§ Dataset excerpts:

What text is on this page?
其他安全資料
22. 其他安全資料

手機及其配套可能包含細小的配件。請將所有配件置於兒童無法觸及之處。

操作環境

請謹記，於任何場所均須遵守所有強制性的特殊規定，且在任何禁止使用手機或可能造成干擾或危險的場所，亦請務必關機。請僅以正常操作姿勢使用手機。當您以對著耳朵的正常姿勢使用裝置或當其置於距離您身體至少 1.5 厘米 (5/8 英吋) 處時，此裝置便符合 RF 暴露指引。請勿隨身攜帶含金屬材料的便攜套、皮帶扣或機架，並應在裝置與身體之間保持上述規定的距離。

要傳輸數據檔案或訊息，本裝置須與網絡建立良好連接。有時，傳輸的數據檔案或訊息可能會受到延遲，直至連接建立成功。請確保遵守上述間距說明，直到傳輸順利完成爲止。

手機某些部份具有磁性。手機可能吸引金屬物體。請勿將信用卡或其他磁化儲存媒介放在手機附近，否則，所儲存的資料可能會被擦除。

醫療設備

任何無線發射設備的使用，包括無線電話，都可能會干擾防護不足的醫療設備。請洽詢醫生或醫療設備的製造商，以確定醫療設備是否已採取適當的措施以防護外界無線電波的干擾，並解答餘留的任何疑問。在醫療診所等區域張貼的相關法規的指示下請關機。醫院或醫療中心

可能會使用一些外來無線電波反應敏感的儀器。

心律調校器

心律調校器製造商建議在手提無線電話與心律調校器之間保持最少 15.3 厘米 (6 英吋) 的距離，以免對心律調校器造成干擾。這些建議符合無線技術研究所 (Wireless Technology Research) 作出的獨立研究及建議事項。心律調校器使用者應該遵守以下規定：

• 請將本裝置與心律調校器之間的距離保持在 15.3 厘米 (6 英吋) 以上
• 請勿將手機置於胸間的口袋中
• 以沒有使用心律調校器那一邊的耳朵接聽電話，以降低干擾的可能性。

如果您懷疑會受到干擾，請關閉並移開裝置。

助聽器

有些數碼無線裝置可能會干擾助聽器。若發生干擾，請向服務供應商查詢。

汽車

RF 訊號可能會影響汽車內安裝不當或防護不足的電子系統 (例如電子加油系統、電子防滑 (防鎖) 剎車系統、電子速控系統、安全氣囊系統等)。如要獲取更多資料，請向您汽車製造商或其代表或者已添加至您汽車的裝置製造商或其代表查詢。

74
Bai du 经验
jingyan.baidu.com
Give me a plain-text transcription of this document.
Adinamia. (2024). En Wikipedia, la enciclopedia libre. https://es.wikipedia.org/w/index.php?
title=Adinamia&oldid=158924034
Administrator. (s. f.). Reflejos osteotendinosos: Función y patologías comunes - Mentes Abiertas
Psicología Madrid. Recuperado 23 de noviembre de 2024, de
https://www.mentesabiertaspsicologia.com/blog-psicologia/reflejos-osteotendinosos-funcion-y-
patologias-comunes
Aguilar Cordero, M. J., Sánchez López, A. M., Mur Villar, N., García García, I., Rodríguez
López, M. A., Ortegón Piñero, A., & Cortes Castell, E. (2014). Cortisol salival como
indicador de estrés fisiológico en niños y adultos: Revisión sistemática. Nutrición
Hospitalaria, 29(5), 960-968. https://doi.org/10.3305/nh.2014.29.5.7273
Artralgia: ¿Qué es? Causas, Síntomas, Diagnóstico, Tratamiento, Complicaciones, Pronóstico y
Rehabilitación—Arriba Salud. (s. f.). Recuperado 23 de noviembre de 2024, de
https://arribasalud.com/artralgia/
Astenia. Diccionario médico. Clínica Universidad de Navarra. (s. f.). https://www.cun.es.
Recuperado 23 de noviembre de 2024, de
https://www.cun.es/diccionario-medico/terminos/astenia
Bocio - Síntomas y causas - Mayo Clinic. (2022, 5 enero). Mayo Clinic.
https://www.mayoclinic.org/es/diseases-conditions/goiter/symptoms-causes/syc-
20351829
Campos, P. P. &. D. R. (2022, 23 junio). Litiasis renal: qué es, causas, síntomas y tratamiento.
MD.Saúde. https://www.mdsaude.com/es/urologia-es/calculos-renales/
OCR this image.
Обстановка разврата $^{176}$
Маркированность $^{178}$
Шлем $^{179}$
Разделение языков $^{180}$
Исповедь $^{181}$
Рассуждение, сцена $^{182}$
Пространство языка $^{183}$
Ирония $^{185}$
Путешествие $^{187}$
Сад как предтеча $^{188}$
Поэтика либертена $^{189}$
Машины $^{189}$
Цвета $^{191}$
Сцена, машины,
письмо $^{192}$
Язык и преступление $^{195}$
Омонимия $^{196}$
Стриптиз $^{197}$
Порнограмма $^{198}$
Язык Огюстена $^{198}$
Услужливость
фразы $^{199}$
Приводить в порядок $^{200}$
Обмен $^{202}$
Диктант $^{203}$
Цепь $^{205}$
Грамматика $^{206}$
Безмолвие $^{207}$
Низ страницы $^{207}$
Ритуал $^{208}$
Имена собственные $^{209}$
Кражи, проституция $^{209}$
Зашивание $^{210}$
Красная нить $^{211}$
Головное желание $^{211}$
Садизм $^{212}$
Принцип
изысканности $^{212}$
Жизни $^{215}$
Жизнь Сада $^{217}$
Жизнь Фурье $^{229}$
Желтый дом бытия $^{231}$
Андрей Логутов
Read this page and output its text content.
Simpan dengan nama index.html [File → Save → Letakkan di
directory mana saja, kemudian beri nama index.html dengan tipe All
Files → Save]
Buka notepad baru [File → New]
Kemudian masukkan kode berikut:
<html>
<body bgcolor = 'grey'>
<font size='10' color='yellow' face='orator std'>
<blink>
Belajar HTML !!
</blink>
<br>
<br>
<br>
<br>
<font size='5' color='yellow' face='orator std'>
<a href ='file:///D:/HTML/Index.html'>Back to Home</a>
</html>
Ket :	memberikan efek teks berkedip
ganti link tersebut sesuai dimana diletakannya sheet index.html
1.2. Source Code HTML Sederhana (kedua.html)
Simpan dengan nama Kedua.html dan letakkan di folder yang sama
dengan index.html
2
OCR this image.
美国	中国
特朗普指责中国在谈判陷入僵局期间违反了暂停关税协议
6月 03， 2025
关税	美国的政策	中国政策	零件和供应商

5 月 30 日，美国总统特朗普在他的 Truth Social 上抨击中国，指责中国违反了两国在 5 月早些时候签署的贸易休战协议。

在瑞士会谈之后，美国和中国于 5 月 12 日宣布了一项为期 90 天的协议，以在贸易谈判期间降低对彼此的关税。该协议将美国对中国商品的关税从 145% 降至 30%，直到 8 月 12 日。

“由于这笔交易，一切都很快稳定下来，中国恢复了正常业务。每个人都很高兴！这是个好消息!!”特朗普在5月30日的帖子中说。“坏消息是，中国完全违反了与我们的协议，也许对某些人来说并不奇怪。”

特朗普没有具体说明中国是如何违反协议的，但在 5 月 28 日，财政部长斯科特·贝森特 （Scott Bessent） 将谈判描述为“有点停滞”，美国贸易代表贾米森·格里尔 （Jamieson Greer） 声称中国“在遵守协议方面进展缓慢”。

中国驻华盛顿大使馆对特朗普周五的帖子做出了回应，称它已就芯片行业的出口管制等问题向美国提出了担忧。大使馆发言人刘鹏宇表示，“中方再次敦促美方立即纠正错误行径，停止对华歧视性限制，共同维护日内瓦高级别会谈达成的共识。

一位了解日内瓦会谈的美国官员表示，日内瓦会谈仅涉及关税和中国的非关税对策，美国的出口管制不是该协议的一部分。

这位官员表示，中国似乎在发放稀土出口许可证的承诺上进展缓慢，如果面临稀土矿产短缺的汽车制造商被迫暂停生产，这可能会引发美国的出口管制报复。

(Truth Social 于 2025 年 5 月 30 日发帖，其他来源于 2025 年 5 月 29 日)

§ What is asked: Please give back all of the records exactly as written.

§ Final answer:
What text is on this page?
其他安全資料
22. 其他安全資料

手機及其配套可能包含細小的配件。請將所有配件置於兒童無法觸及之處。

操作環境

請謹記，於任何場所均須遵守所有強制性的特殊規定，且在任何禁止使用手機或可能造成干擾或危險的場所，亦請務必關機。請僅以正常操作姿勢使用手機。當您以對著耳朵的正常姿勢使用裝置或當其置於距離您身體至少 1.5 厘米 (5/8 英吋) 處時，此裝置便符合 RF 暴露指引。請勿隨身攜帶含金屬材料的便攜套、皮帶扣或機架，並應在裝置與身體之間保持上述規定的距離。

要傳輸數據檔案或訊息，本裝置須與網絡建立良好連接。有時，傳輸的數據檔案或訊息可能會受到延遲，直至連接建立成功。請確保遵守上述間距說明，直到傳輸順利完成爲止。

手機某些部份具有磁性。手機可能吸引金屬物體。請勿將信用卡或其他磁化儲存媒介放在手機附近，否則，所儲存的資料可能會被擦除。

醫療設備

任何無線發射設備的使用，包括無線電話，都可能會干擾防護不足的醫療設備。請洽詢醫生或醫療設備的製造商，以確定醫療設備是否已採取適當的措施以防護外界無線電波的干擾，並解答餘留的任何疑問。在醫療診所等區域張貼的相關法規的指示下請關機。醫院或醫療中心

可能會使用一些外來無線電波反應敏感的儀器。

心律調校器

心律調校器製造商建議在手提無線電話與心律調校器之間保持最少 15.3 厘米 (6 英吋) 的距離，以免對心律調校器造成干擾。這些建議符合無線技術研究所 (Wireless Technology Research) 作出的獨立研究及建議事項。心律調校器使用者應該遵守以下規定：

• 請將本裝置與心律調校器之間的距離保持在 15.3 厘米 (6 英吋) 以上
• 請勿將手機置於胸間的口袋中
• 以沒有使用心律調校器那一邊的耳朵接聽電話，以降低干擾的可能性。

如果您懷疑會受到干擾，請關閉並移開裝置。

助聽器

有些數碼無線裝置可能會干擾助聽器。若發生干擾，請向服務供應商查詢。

汽車

RF 訊號可能會影響汽車內安裝不當或防護不足的電子系統 (例如電子加油系統、電子防滑 (防鎖) 剎車系統、電子速控系統、安全氣囊系統等)。如要獲取更多資料，請向您汽車製造商或其代表或者已添加至您汽車的裝置製造商或其代表查詢。

74
Bai du 经验
jingyan.baidu.com
Give me a plain-text transcription of this document.
Adinamia. (2024). En Wikipedia, la enciclopedia libre. https://es.wikipedia.org/w/index.php?
title=Adinamia&oldid=158924034
Administrator. (s. f.). Reflejos osteotendinosos: Función y patologías comunes - Mentes Abiertas
Psicología Madrid. Recuperado 23 de noviembre de 2024, de
https://www.mentesabiertaspsicologia.com/blog-psicologia/reflejos-osteotendinosos-funcion-y-
patologias-comunes
Aguilar Cordero, M. J., Sánchez López, A. M., Mur Villar, N., García García, I., Rodríguez
López, M. A., Ortegón Piñero, A., & Cortes Castell, E. (2014). Cortisol salival como
indicador de estrés fisiológico en niños y adultos: Revisión sistemática. Nutrición
Hospitalaria, 29(5), 960-968. https://doi.org/10.3305/nh.2014.29.5.7273
Artralgia: ¿Qué es? Causas, Síntomas, Diagnóstico, Tratamiento, Complicaciones, Pronóstico y
Rehabilitación—Arriba Salud. (s. f.). Recuperado 23 de noviembre de 2024, de
https://arribasalud.com/artralgia/
Astenia. Diccionario médico. Clínica Universidad de Navarra. (s. f.). https://www.cun.es.
Recuperado 23 de noviembre de 2024, de
https://www.cun.es/diccionario-medico/terminos/astenia
Bocio - Síntomas y causas - Mayo Clinic. (2022, 5 enero). Mayo Clinic.
https://www.mayoclinic.org/es/diseases-conditions/goiter/symptoms-causes/syc-
20351829
Campos, P. P. &. D. R. (2022, 23 junio). Litiasis renal: qué es, causas, síntomas y tratamiento.
MD.Saúde. https://www.mdsaude.com/es/urologia-es/calculos-renales/
OCR this image.
Обстановка разврата $^{176}$
Маркированность $^{178}$
Шлем $^{179}$
Разделение языков $^{180}$
Исповедь $^{181}$
Рассуждение, сцена $^{182}$
Пространство языка $^{183}$
Ирония $^{185}$
Путешествие $^{187}$
Сад как предтеча $^{188}$
Поэтика либертена $^{189}$
Машины $^{189}$
Цвета $^{191}$
Сцена, машины,
письмо $^{192}$
Язык и преступление $^{195}$
Омонимия $^{196}$
Стриптиз $^{197}$
Порнограмма $^{198}$
Язык Огюстена $^{198}$
Услужливость
фразы $^{199}$
Приводить в порядок $^{200}$
Обмен $^{202}$
Диктант $^{203}$
Цепь $^{205}$
Грамматика $^{206}$
Безмолвие $^{207}$
Низ страницы $^{207}$
Ритуал $^{208}$
Имена собственные $^{209}$
Кражи, проституция $^{209}$
Зашивание $^{210}$
Красная нить $^{211}$
Головное желание $^{211}$
Садизм $^{212}$
Принцип
изысканности $^{212}$
Жизни $^{215}$
Жизнь Сада $^{217}$
Жизнь Фурье $^{229}$
Желтый дом бытия $^{231}$
Андрей Логутов
Read this page and output its text content.
Simpan dengan nama index.html [File → Save → Letakkan di
directory mana saja, kemudian beri nama index.html dengan tipe All
Files → Save]
Buka notepad baru [File → New]
Kemudian masukkan kode berikut:
<html>
<body bgcolor = 'grey'>
<font size='10' color='yellow' face='orator std'>
<blink>
Belajar HTML !!
</blink>
<br>
<br>
<br>
<br>
<font size='5' color='yellow' face='orator std'>
<a href ='file:///D:/HTML/Index.html'>Back to Home</a>
</html>
Ket :	memberikan efek teks berkedip
ganti link tersebut sesuai dimana diletakannya sheet index.html
1.2. Source Code HTML Sederhana (kedua.html)
Simpan dengan nama Kedua.html dan letakkan di folder yang sama
dengan index.html
2
OCR this image.
美国	中国
特朗普指责中国在谈判陷入僵局期间违反了暂停关税协议
6月 03， 2025
关税	美国的政策	中国政策	零件和供应商

5 月 30 日，美国总统特朗普在他的 Truth Social 上抨击中国，指责中国违反了两国在 5 月早些时候签署的贸易休战协议。

在瑞士会谈之后，美国和中国于 5 月 12 日宣布了一项为期 90 天的协议，以在贸易谈判期间降低对彼此的关税。该协议将美国对中国商品的关税从 145% 降至 30%，直到 8 月 12 日。

“由于这笔交易，一切都很快稳定下来，中国恢复了正常业务。每个人都很高兴！这是个好消息!!”特朗普在5月30日的帖子中说。“坏消息是，中国完全违反了与我们的协议，也许对某些人来说并不奇怪。”

特朗普没有具体说明中国是如何违反协议的，但在 5 月 28 日，财政部长斯科特·贝森特 （Scott Bessent） 将谈判描述为“有点停滞”，美国贸易代表贾米森·格里尔 （Jamieson Greer） 声称中国“在遵守协议方面进展缓慢”。

中国驻华盛顿大使馆对特朗普周五的帖子做出了回应，称它已就芯片行业的出口管制等问题向美国提出了担忧。大使馆发言人刘鹏宇表示，“中方再次敦促美方立即纠正错误行径，停止对华歧视性限制，共同维护日内瓦高级别会谈达成的共识。

一位了解日内瓦会谈的美国官员表示，日内瓦会谈仅涉及关税和中国的非关税对策，美国的出口管制不是该协议的一部分。

这位官员表示，中国似乎在发放稀土出口许可证的承诺上进展缓慢，如果面临稀土矿产短缺的汽车制造商被迫暂停生产，这可能会引发美国的出口管制报复。

(Truth Social 于 2025 年 5 月 30 日发帖，其他来源于 2025 年 5 月 29 日)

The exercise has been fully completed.